=== Dataset excerpts ===

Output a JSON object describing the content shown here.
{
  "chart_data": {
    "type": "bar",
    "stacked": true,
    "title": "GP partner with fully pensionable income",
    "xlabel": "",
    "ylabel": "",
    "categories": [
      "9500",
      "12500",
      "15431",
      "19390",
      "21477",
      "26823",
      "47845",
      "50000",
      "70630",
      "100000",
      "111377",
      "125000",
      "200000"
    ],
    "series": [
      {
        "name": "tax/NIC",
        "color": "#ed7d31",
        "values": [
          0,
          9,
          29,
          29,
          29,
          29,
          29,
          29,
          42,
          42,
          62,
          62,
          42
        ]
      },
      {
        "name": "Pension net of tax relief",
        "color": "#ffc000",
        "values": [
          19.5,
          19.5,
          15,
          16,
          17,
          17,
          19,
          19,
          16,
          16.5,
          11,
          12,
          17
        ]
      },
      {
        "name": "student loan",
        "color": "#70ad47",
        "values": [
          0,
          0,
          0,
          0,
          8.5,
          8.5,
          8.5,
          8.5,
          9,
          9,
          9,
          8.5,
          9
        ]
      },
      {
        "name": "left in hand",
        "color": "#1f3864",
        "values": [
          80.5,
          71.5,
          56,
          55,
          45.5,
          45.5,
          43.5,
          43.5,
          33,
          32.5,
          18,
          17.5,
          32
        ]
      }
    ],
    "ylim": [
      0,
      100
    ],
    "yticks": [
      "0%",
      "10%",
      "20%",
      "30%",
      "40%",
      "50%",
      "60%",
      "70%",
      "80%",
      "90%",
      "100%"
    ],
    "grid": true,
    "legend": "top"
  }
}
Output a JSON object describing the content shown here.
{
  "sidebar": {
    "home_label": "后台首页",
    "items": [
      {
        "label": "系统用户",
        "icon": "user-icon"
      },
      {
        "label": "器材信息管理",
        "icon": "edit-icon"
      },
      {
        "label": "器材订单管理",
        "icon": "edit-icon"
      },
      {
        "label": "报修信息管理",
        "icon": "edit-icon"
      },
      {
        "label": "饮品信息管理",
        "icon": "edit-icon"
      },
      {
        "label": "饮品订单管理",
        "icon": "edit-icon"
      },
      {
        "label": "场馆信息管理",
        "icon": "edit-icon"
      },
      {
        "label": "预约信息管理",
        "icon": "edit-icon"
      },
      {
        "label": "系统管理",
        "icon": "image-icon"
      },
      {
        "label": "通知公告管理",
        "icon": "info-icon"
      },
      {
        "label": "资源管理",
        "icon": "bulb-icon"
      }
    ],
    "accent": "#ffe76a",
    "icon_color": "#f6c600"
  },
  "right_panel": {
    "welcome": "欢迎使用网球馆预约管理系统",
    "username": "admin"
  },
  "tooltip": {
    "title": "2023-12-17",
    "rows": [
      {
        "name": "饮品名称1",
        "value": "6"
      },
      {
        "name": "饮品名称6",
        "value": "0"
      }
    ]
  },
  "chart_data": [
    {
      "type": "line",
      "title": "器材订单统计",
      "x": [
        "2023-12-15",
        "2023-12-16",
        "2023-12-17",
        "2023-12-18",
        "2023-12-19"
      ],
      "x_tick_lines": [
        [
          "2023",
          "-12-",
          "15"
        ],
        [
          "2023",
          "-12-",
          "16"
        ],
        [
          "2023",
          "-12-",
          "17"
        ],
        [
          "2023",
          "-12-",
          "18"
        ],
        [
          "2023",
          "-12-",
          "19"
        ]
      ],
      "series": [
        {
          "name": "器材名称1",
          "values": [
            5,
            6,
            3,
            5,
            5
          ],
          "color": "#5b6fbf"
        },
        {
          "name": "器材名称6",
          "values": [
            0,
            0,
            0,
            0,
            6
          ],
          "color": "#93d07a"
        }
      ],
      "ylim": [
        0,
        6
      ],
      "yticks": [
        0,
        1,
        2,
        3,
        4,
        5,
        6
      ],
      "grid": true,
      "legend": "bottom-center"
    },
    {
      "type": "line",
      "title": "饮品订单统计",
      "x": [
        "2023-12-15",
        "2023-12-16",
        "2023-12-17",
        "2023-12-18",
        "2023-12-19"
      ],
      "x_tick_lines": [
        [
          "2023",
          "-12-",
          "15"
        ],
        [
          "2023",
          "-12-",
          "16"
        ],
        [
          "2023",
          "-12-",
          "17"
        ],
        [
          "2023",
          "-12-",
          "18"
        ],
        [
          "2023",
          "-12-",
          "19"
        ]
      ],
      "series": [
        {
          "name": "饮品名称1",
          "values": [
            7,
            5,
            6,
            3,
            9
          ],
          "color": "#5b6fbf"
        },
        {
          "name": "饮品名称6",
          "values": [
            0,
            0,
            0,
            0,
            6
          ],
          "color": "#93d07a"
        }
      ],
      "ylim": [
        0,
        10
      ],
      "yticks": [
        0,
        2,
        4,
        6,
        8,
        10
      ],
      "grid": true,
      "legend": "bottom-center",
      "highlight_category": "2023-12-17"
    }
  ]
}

===

Repeat the data precisely, reproducing every entry.

* Answer to the task:
Output a JSON object describing the content shown here.
{
  "chart_data": {
    "type": "bar",
    "stacked": true,
    "title": "GP partner with fully pensionable income",
    "xlabel": "",
    "ylabel": "",
    "categories": [
      "9500",
      "12500",
      "15431",
      "19390",
      "21477",
      "26823",
      "47845",
      "50000",
      "70630",
      "100000",
      "111377",
      "125000",
      "200000"
    ],
    "series": [
      {
        "name": "tax/NIC",
        "color": "#ed7d31",
        "values": [
          0,
          9,
          29,
          29,
          29,
          29,
          29,
          29,
          42,
          42,
          62,
          62,
          42
        ]
      },
      {
        "name": "Pension net of tax relief",
        "color": "#ffc000",
        "values": [
          19.5,
          19.5,
          15,
          16,
          17,
          17,
          19,
          19,
          16,
          16.5,
          11,
          12,
          17
        ]
      },
      {
        "name": "student loan",
        "color": "#70ad47",
        "values": [
          0,
          0,
          0,
          0,
          8.5,
          8.5,
          8.5,
          8.5,
          9,
          9,
          9,
          8.5,
          9
        ]
      },
      {
        "name": "left in hand",
        "color": "#1f3864",
        "values": [
          80.5,
          71.5,
          56,
          55,
          45.5,
          45.5,
          43.5,
          43.5,
          33,
          32.5,
          18,
          17.5,
          32
        ]
      }
    ],
    "ylim": [
      0,
      100
    ],
    "yticks": [
      "0%",
      "10%",
      "20%",
      "30%",
      "40%",
      "50%",
      "60%",
      "70%",
      "80%",
      "90%",
      "100%"
    ],
    "grid": true,
    "legend": "top"
  }
}
Output a JSON object describing the content shown here.
{
  "sidebar": {
    "home_label": "后台首页",
    "items": [
      {
        "label": "系统用户",
        "icon": "user-icon"
      },
      {
        "label": "器材信息管理",
        "icon": "edit-icon"
      },
      {
        "label": "器材订单管理",
        "icon": "edit-icon"
      },
      {
        "label": "报修信息管理",
        "icon": "edit-icon"
      },
      {
        "label": "饮品信息管理",
        "icon": "edit-icon"
      },
      {
        "label": "饮品订单管理",
        "icon": "edit-icon"
      },
      {
        "label": "场馆信息管理",
        "icon": "edit-icon"
      },
      {
        "label": "预约信息管理",
        "icon": "edit-icon"
      },
      {
        "label": "系统管理",
        "icon": "image-icon"
      },
      {
        "label": "通知公告管理",
        "icon": "info-icon"
      },
      {
        "label": "资源管理",
        "icon": "bulb-icon"
      }
    ],
    "accent": "#ffe76a",
    "icon_color": "#f6c600"
  },
  "right_panel": {
    "welcome": "欢迎使用网球馆预约管理系统",
    "username": "admin"
  },
  "tooltip": {
    "title": "2023-12-17",
    "rows": [
      {
        "name": "饮品名称1",
        "value": "6"
      },
      {
        "name": "饮品名称6",
        "value": "0"
      }
    ]
  },
  "chart_data": [
    {
      "type": "line",
      "title": "器材订单统计",
      "x": [
        "2023-12-15",
        "2023-12-16",
        "2023-12-17",
        "2023-12-18",
        "2023-12-19"
      ],
      "x_tick_lines": [
        [
          "2023",
          "-12-",
          "15"
        ],
        [
          "2023",
          "-12-",
          "16"
        ],
        [
          "2023",
          "-12-",
          "17"
        ],
        [
          "2023",
          "-12-",
          "18"
        ],
        [
          "2023",
          "-12-",
          "19"
        ]
      ],
      "series": [
        {
          "name": "器材名称1",
          "values": [
            5,
            6,
            3,
            5,
            5
          ],
          "color": "#5b6fbf"
        },
        {
          "name": "器材名称6",
          "values": [
            0,
            0,
            0,
            0,
            6
          ],
          "color": "#93d07a"
        }
      ],
      "ylim": [
        0,
        6
      ],
      "yticks": [
        0,
        1,
        2,
        3,
        4,
        5,
        6
      ],
      "grid": true,
      "legend": "bottom-center"
    },
    {
      "type": "line",
      "title": "饮品订单统计",
      "x": [
        "2023-12-15",
        "2023-12-16",
        "2023-12-17",
        "2023-12-18",
        "2023-12-19"
      ],
      "x_tick_lines": [
        [
          "2023",
          "-12-",
          "15"
        ],
        [
          "2023",
          "-12-",
          "16"
        ],
        [
          "2023",
          "-12-",
          "17"
        ],
        [
          "2023",
          "-12-",
          "18"
        ],
        [
          "2023",
          "-12-",
          "19"
        ]
      ],
      "series": [
        {
          "name": "饮品名称1",
          "values": [
            7,
            5,
            6,
            3,
            9
          ],
          "color": "#5b6fbf"
        },
        {
          "name": "饮品名称6",
          "values": [
            0,
            0,
            0,
            0,
            6
          ],
          "color": "#93d07a"
        }
      ],
      "ylim": [
        0,
        10
      ],
      "yticks": [
        0,
        2,
        4,
        6,
        8,
        10
      ],
      "grid": true,
      "legend": "bottom-center",
      "highlight_category": "2023-12-17"
    }
  ]
}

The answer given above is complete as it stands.